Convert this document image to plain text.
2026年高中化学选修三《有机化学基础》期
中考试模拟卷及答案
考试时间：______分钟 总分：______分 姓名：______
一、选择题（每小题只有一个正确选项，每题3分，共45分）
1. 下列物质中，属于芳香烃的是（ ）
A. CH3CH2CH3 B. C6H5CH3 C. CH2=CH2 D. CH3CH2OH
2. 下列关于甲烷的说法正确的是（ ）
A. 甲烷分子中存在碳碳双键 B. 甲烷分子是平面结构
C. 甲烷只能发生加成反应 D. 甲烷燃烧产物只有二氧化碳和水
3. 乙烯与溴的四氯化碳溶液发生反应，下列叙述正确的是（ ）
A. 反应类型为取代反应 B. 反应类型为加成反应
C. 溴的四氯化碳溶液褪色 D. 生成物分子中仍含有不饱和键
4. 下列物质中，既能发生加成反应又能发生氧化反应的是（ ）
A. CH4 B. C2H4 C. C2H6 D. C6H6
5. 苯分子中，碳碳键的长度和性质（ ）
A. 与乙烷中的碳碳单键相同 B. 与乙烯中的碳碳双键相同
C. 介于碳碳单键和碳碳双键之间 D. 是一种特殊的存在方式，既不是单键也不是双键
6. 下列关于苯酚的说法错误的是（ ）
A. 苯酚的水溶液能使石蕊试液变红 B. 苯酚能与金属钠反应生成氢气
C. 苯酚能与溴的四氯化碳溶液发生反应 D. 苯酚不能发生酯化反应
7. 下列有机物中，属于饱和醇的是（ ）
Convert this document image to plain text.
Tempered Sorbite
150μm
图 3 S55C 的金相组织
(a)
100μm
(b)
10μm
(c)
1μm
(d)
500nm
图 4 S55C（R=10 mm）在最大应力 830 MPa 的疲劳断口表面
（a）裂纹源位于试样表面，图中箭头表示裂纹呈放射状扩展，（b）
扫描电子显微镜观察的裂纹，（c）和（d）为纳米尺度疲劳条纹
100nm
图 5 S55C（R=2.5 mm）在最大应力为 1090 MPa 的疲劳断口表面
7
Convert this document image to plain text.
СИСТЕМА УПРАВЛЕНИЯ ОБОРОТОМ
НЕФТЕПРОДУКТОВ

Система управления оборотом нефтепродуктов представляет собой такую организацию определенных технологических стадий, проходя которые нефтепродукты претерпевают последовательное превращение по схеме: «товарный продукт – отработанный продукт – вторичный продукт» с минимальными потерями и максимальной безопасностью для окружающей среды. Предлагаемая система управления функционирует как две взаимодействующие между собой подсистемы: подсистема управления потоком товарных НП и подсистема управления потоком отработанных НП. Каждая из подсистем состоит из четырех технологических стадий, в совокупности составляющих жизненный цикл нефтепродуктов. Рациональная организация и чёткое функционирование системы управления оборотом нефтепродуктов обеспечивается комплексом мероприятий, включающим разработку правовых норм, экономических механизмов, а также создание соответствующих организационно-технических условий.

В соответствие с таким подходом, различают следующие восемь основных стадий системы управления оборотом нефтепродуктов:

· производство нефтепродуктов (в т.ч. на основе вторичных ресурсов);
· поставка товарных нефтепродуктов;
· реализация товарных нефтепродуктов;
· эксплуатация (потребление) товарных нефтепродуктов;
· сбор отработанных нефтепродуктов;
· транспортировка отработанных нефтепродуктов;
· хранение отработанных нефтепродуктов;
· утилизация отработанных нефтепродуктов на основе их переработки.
● ● ● ● ●
## Written exercise:
Repeat the data verbatim.

## Answer for the task:
Convert this document image to plain text.
2026年高中化学选修三《有机化学基础》期
中考试模拟卷及答案
考试时间：______分钟 总分：______分 姓名：______
一、选择题（每小题只有一个正确选项，每题3分，共45分）
1. 下列物质中，属于芳香烃的是（ ）
A. CH3CH2CH3 B. C6H5CH3 C. CH2=CH2 D. CH3CH2OH
2. 下列关于甲烷的说法正确的是（ ）
A. 甲烷分子中存在碳碳双键 B. 甲烷分子是平面结构
C. 甲烷只能发生加成反应 D. 甲烷燃烧产物只有二氧化碳和水
3. 乙烯与溴的四氯化碳溶液发生反应，下列叙述正确的是（ ）
A. 反应类型为取代反应 B. 反应类型为加成反应
C. 溴的四氯化碳溶液褪色 D. 生成物分子中仍含有不饱和键
4. 下列物质中，既能发生加成反应又能发生氧化反应的是（ ）
A. CH4 B. C2H4 C. C2H6 D. C6H6
5. 苯分子中，碳碳键的长度和性质（ ）
A. 与乙烷中的碳碳单键相同 B. 与乙烯中的碳碳双键相同
C. 介于碳碳单键和碳碳双键之间 D. 是一种特殊的存在方式，既不是单键也不是双键
6. 下列关于苯酚的说法错误的是（ ）
A. 苯酚的水溶液能使石蕊试液变红 B. 苯酚能与金属钠反应生成氢气
C. 苯酚能与溴的四氯化碳溶液发生反应 D. 苯酚不能发生酯化反应
7. 下列有机物中，属于饱和醇的是（ ）
Convert this document image to plain text.
Tempered Sorbite
150μm
图 3 S55C 的金相组织
(a)
100μm
(b)
10μm
(c)
1μm
(d)
500nm
图 4 S55C（R=10 mm）在最大应力 830 MPa 的疲劳断口表面
（a）裂纹源位于试样表面，图中箭头表示裂纹呈放射状扩展，（b）
扫描电子显微镜观察的裂纹，（c）和（d）为纳米尺度疲劳条纹
100nm
图 5 S55C（R=2.5 mm）在最大应力为 1090 MPa 的疲劳断口表面
7
Convert this document image to plain text.
СИСТЕМА УПРАВЛЕНИЯ ОБОРОТОМ
НЕФТЕПРОДУКТОВ

Система управления оборотом нефтепродуктов представляет собой такую организацию определенных технологических стадий, проходя которые нефтепродукты претерпевают последовательное превращение по схеме: «товарный продукт – отработанный продукт – вторичный продукт» с минимальными потерями и максимальной безопасностью для окружающей среды. Предлагаемая система управления функционирует как две взаимодействующие между собой подсистемы: подсистема управления потоком товарных НП и подсистема управления потоком отработанных НП. Каждая из подсистем состоит из четырех технологических стадий, в совокупности составляющих жизненный цикл нефтепродуктов. Рациональная организация и чёткое функционирование системы управления оборотом нефтепродуктов обеспечивается комплексом мероприятий, включающим разработку правовых норм, экономических механизмов, а также создание соответствующих организационно-технических условий.

В соответствие с таким подходом, различают следующие восемь основных стадий системы управления оборотом нефтепродуктов:

· производство нефтепродуктов (в т.ч. на основе вторичных ресурсов);
· поставка товарных нефтепродуктов;
· реализация товарных нефтепродуктов;
· эксплуатация (потребление) товарных нефтепродуктов;
· сбор отработанных нефтепродуктов;
· транспортировка отработанных нефтепродуктов;
· хранение отработанных нефтепродуктов;
· утилизация отработанных нефтепродуктов на основе их переработки.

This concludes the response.